### WHAT IS REQUIRED:
Would you transcribe the listing that follows, character for character, and omit its images?

(Dataset records)
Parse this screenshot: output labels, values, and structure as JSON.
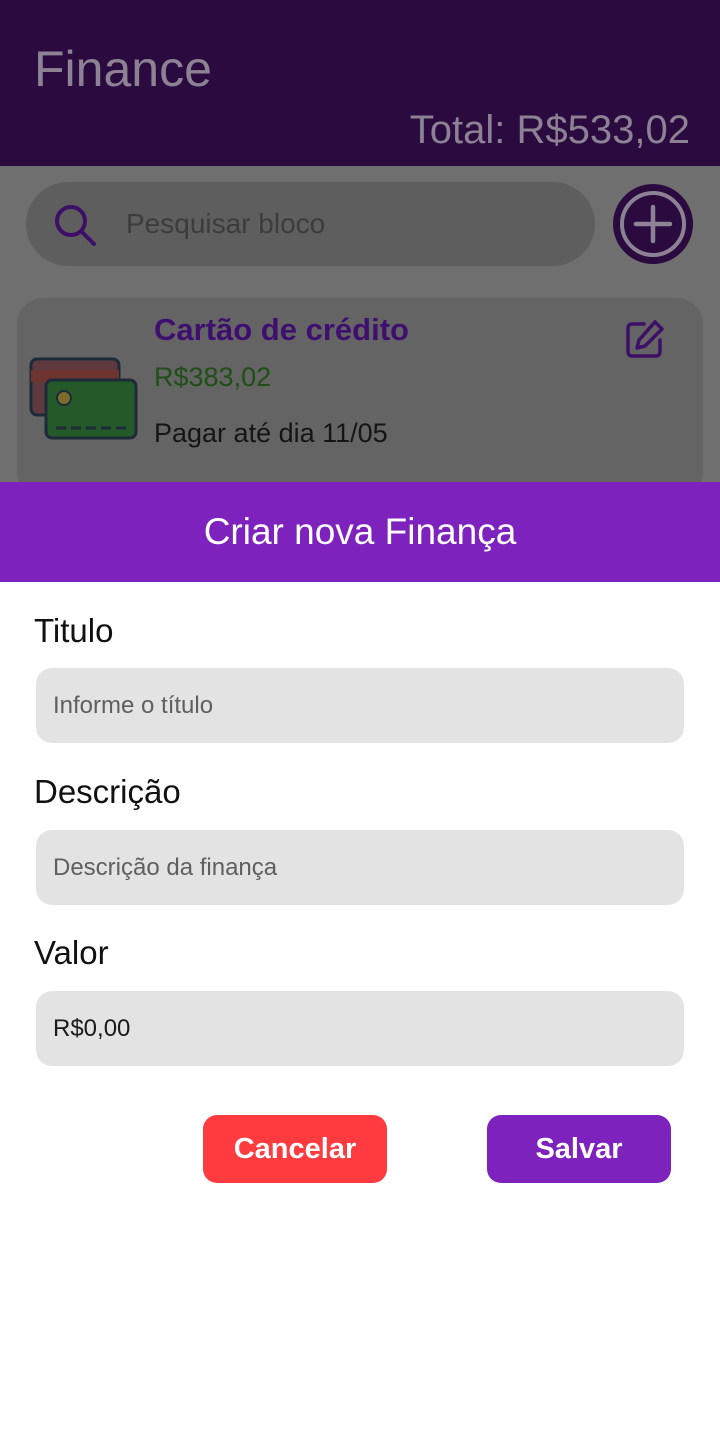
{
  "app": {
    "title": "Finance",
    "total": "Total: R$533,02"
  },
  "search": {
    "placeholder": "Pesquisar bloco"
  },
  "card": {
    "title": "Cartão de crédito",
    "value": "R$383,02",
    "due": "Pagar até dia 11/05"
  },
  "modal": {
    "title": "Criar nova Finança",
    "fields": [
      {
        "label": "Titulo",
        "placeholder": "Informe o título",
        "value": ""
      },
      {
        "label": "Descrição",
        "placeholder": "Descrição da finança",
        "value": ""
      },
      {
        "label": "Valor",
        "placeholder": "",
        "value": "R$0,00"
      }
    ],
    "cancel_label": "Cancelar",
    "save_label": "Salvar"
  },
  "colors": {
    "brand_purple": "#7e22be",
    "header_dark": "#2a0a3f",
    "cancel_red": "#ff3b3f",
    "input_bg": "#e3e3e3"
  },
  "icons": {
    "search": "search-icon",
    "add": "plus-circle-icon",
    "card": "credit-cards-icon",
    "edit": "edit-icon"
  }
}
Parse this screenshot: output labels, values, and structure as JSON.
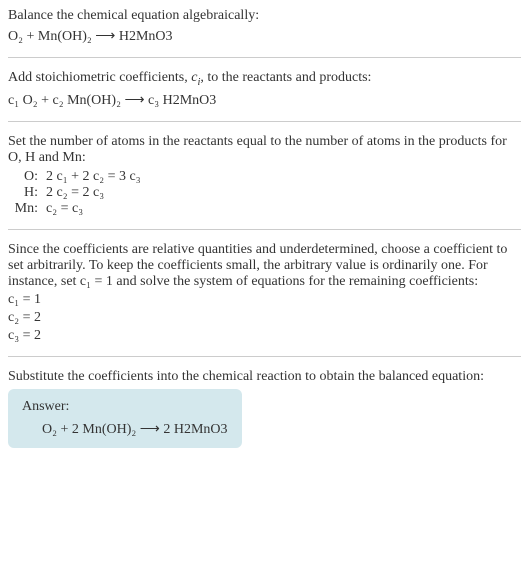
{
  "step1": {
    "text": "Balance the chemical equation algebraically:",
    "equation": "O₂ + Mn(OH)₂ ⟶ H2MnO3"
  },
  "step2": {
    "text_before": "Add stoichiometric coefficients, ",
    "c_i": "c",
    "text_after": ", to the reactants and products:",
    "equation": "c₁ O₂ + c₂ Mn(OH)₂ ⟶ c₃ H2MnO3"
  },
  "step3": {
    "text": "Set the number of atoms in the reactants equal to the number of atoms in the products for O, H and Mn:",
    "rows": [
      {
        "label": "O:",
        "eq": "2 c₁ + 2 c₂ = 3 c₃"
      },
      {
        "label": "H:",
        "eq": "2 c₂ = 2 c₃"
      },
      {
        "label": "Mn:",
        "eq": "c₂ = c₃"
      }
    ]
  },
  "step4": {
    "text": "Since the coefficients are relative quantities and underdetermined, choose a coefficient to set arbitrarily. To keep the coefficients small, the arbitrary value is ordinarily one. For instance, set c₁ = 1 and solve the system of equations for the remaining coefficients:",
    "coeffs": [
      "c₁ = 1",
      "c₂ = 2",
      "c₃ = 2"
    ]
  },
  "step5": {
    "text": "Substitute the coefficients into the chemical reaction to obtain the balanced equation:",
    "answer_label": "Answer:",
    "answer_eq": "O₂ + 2 Mn(OH)₂ ⟶ 2 H2MnO3"
  }
}
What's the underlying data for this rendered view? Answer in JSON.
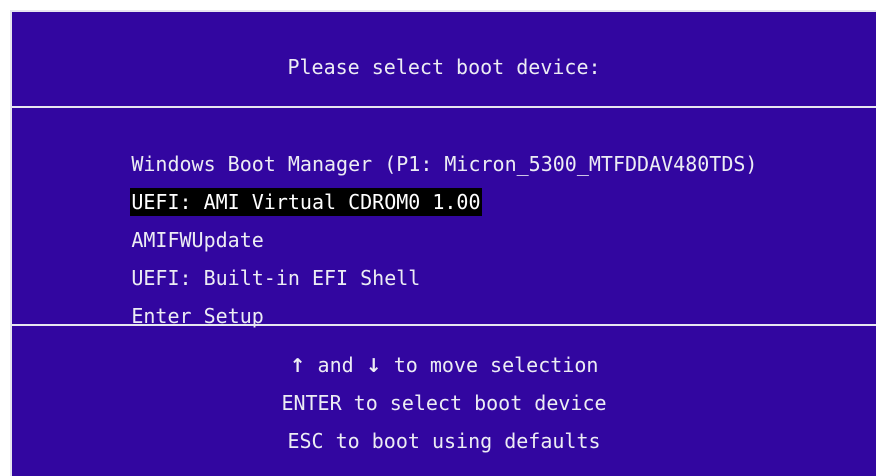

### THE COMPLETED TASK:
Parse this screenshot: output labels, values, and structure as JSON.
{
  "app": {
    "title": "Finance",
    "total": "Total: R$533,02"
  },
  "search": {
    "placeholder": "Pesquisar bloco"
  },
  "card": {
    "title": "Cartão de crédito",
    "value": "R$383,02",
    "due": "Pagar até dia 11/05"
  },
  "modal": {
    "title": "Criar nova Finança",
    "fields": [
      {
        "label": "Titulo",
        "placeholder": "Informe o título",
        "value": ""
      },
      {
        "label": "Descrição",
        "placeholder": "Descrição da finança",
        "value": ""
      },
      {
        "label": "Valor",
        "placeholder": "",
        "value": "R$0,00"
      }
    ],
    "cancel_label": "Cancelar",
    "save_label": "Salvar"
  },
  "colors": {
    "brand_purple": "#7e22be",
    "header_dark": "#2a0a3f",
    "cancel_red": "#ff3b3f",
    "input_bg": "#e3e3e3"
  },
  "icons": {
    "search": "search-icon",
    "add": "plus-circle-icon",
    "card": "credit-cards-icon",
    "edit": "edit-icon"
  }
}
Parse this screenshot: output labels, values, and structure as JSON.
{
  "step1": {
    "text": "Balance the chemical equation algebraically:",
    "equation": "O₂ + Mn(OH)₂ ⟶ H2MnO3"
  },
  "step2": {
    "text_before": "Add stoichiometric coefficients, ",
    "c_i": "c",
    "text_after": ", to the reactants and products:",
    "equation": "c₁ O₂ + c₂ Mn(OH)₂ ⟶ c₃ H2MnO3"
  },
  "step3": {
    "text": "Set the number of atoms in the reactants equal to the number of atoms in the products for O, H and Mn:",
    "rows": [
      {
        "label": "O:",
        "eq": "2 c₁ + 2 c₂ = 3 c₃"
      },
      {
        "label": "H:",
        "eq": "2 c₂ = 2 c₃"
      },
      {
        "label": "Mn:",
        "eq": "c₂ = c₃"
      }
    ]
  },
  "step4": {
    "text": "Since the coefficients are relative quantities and underdetermined, choose a coefficient to set arbitrarily. To keep the coefficients small, the arbitrary value is ordinarily one. For instance, set c₁ = 1 and solve the system of equations for the remaining coefficients:",
    "coeffs": [
      "c₁ = 1",
      "c₂ = 2",
      "c₃ = 2"
    ]
  },
  "step5": {
    "text": "Substitute the coefficients into the chemical reaction to obtain the balanced equation:",
    "answer_label": "Answer:",
    "answer_eq": "O₂ + 2 Mn(OH)₂ ⟶ 2 H2MnO3"
  }
}
What's the underlying data for this rendered view? Answer in JSON.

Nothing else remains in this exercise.